**WORK TO BE COMPLETED**: Render the following material again verbatim, leaving nothing out.
====== RECORDS SUPPLIED ======
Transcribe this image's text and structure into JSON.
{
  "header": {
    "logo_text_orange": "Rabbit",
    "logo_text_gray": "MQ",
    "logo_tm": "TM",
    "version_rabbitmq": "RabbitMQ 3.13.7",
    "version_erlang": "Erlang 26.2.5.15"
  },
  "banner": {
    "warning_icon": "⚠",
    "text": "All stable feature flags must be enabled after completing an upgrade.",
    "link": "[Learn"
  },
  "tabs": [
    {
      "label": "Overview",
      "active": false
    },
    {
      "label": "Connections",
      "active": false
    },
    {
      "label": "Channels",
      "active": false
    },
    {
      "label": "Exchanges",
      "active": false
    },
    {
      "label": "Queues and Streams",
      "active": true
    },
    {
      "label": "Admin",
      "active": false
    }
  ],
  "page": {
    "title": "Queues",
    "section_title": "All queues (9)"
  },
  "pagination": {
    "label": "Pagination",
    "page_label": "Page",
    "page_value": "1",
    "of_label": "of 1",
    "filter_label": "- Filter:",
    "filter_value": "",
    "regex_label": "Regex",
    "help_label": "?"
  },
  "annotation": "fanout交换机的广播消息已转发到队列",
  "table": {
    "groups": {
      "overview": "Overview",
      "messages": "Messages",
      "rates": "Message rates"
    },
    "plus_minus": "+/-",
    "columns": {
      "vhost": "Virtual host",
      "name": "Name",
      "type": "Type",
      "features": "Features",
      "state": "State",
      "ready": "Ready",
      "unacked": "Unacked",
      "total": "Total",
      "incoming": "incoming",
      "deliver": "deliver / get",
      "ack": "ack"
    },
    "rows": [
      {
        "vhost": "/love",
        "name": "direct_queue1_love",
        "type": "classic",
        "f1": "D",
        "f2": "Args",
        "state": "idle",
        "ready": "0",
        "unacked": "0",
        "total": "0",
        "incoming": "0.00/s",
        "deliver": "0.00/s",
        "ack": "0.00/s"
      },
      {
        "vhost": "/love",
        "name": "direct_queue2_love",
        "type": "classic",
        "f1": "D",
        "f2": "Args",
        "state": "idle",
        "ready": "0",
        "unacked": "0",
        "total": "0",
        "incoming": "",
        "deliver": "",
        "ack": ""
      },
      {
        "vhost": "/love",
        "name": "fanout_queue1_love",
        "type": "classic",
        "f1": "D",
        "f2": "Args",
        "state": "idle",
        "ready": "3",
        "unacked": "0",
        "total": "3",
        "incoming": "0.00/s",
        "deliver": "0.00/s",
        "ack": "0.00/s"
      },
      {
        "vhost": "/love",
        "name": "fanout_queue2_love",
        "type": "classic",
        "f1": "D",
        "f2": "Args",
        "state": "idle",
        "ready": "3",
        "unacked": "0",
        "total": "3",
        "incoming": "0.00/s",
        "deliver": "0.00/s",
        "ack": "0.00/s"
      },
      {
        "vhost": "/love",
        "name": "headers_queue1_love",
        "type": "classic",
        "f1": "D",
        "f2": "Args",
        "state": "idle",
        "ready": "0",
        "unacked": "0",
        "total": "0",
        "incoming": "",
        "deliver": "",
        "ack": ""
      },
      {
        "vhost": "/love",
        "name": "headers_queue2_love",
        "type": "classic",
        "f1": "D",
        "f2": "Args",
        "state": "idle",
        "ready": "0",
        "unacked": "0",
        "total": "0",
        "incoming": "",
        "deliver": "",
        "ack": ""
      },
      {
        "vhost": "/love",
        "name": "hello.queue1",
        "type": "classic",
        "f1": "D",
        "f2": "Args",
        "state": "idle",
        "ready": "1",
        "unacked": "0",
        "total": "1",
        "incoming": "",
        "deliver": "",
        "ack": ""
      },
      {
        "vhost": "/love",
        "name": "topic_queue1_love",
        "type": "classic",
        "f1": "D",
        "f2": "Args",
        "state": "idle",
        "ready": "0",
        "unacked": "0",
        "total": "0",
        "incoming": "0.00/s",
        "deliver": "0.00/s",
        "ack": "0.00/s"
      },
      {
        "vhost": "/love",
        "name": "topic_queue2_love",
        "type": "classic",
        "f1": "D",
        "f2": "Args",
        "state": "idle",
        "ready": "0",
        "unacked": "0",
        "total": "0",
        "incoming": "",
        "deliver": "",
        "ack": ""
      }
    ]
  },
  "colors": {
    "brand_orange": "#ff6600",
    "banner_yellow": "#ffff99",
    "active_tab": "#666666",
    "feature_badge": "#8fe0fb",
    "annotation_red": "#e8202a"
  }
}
======
**RIGHT ANSWER**:
Transcribe this image's text and structure into JSON.
{
  "header": {
    "logo_text_orange": "Rabbit",
    "logo_text_gray": "MQ",
    "logo_tm": "TM",
    "version_rabbitmq": "RabbitMQ 3.13.7",
    "version_erlang": "Erlang 26.2.5.15"
  },
  "banner": {
    "warning_icon": "⚠",
    "text": "All stable feature flags must be enabled after completing an upgrade.",
    "link": "[Learn"
  },
  "tabs": [
    {
      "label": "Overview",
      "active": false
    },
    {
      "label": "Connections",
      "active": false
    },
    {
      "label": "Channels",
      "active": false
    },
    {
      "label": "Exchanges",
      "active": false
    },
    {
      "label": "Queues and Streams",
      "active": true
    },
    {
      "label": "Admin",
      "active": false
    }
  ],
  "page": {
    "title": "Queues",
    "section_title": "All queues (9)"
  },
  "pagination": {
    "label": "Pagination",
    "page_label": "Page",
    "page_value": "1",
    "of_label": "of 1",
    "filter_label": "- Filter:",
    "filter_value": "",
    "regex_label": "Regex",
    "help_label": "?"
  },
  "annotation": "fanout交换机的广播消息已转发到队列",
  "table": {
    "groups": {
      "overview": "Overview",
      "messages": "Messages",
      "rates": "Message rates"
    },
    "plus_minus": "+/-",
    "columns": {
      "vhost": "Virtual host",
      "name": "Name",
      "type": "Type",
      "features": "Features",
      "state": "State",
      "ready": "Ready",
      "unacked": "Unacked",
      "total": "Total",
      "incoming": "incoming",
      "deliver": "deliver / get",
      "ack": "ack"
    },
    "rows": [
      {
        "vhost": "/love",
        "name": "direct_queue1_love",
        "type": "classic",
        "f1": "D",
        "f2": "Args",
        "state": "idle",
        "ready": "0",
        "unacked": "0",
        "total": "0",
        "incoming": "0.00/s",
        "deliver": "0.00/s",
        "ack": "0.00/s"
      },
      {
        "vhost": "/love",
        "name": "direct_queue2_love",
        "type": "classic",
        "f1": "D",
        "f2": "Args",
        "state": "idle",
        "ready": "0",
        "unacked": "0",
        "total": "0",
        "incoming": "",
        "deliver": "",
        "ack": ""
      },
      {
        "vhost": "/love",
        "name": "fanout_queue1_love",
        "type": "classic",
        "f1": "D",
        "f2": "Args",
        "state": "idle",
        "ready": "3",
        "unacked": "0",
        "total": "3",
        "incoming": "0.00/s",
        "deliver": "0.00/s",
        "ack": "0.00/s"
      },
      {
        "vhost": "/love",
        "name": "fanout_queue2_love",
        "type": "classic",
        "f1": "D",
        "f2": "Args",
        "state": "idle",
        "ready": "3",
        "unacked": "0",
        "total": "3",
        "incoming": "0.00/s",
        "deliver": "0.00/s",
        "ack": "0.00/s"
      },
      {
        "vhost": "/love",
        "name": "headers_queue1_love",
        "type": "classic",
        "f1": "D",
        "f2": "Args",
        "state": "idle",
        "ready": "0",
        "unacked": "0",
        "total": "0",
        "incoming": "",
        "deliver": "",
        "ack": ""
      },
      {
        "vhost": "/love",
        "name": "headers_queue2_love",
        "type": "classic",
        "f1": "D",
        "f2": "Args",
        "state": "idle",
        "ready": "0",
        "unacked": "0",
        "total": "0",
        "incoming": "",
        "deliver": "",
        "ack": ""
      },
      {
        "vhost": "/love",
        "name": "hello.queue1",
        "type": "classic",
        "f1": "D",
        "f2": "Args",
        "state": "idle",
        "ready": "1",
        "unacked": "0",
        "total": "1",
        "incoming": "",
        "deliver": "",
        "ack": ""
      },
      {
        "vhost": "/love",
        "name": "topic_queue1_love",
        "type": "classic",
        "f1": "D",
        "f2": "Args",
        "state": "idle",
        "ready": "0",
        "unacked": "0",
        "total": "0",
        "incoming": "0.00/s",
        "deliver": "0.00/s",
        "ack": "0.00/s"
      },
      {
        "vhost": "/love",
        "name": "topic_queue2_love",
        "type": "classic",
        "f1": "D",
        "f2": "Args",
        "state": "idle",
        "ready": "0",
        "unacked": "0",
        "total": "0",
        "incoming": "",
        "deliver": "",
        "ack": ""
      }
    ]
  },
  "colors": {
    "brand_orange": "#ff6600",
    "banner_yellow": "#ffff99",
    "active_tab": "#666666",
    "feature_badge": "#8fe0fb",
    "annotation_red": "#e8202a"
  }
}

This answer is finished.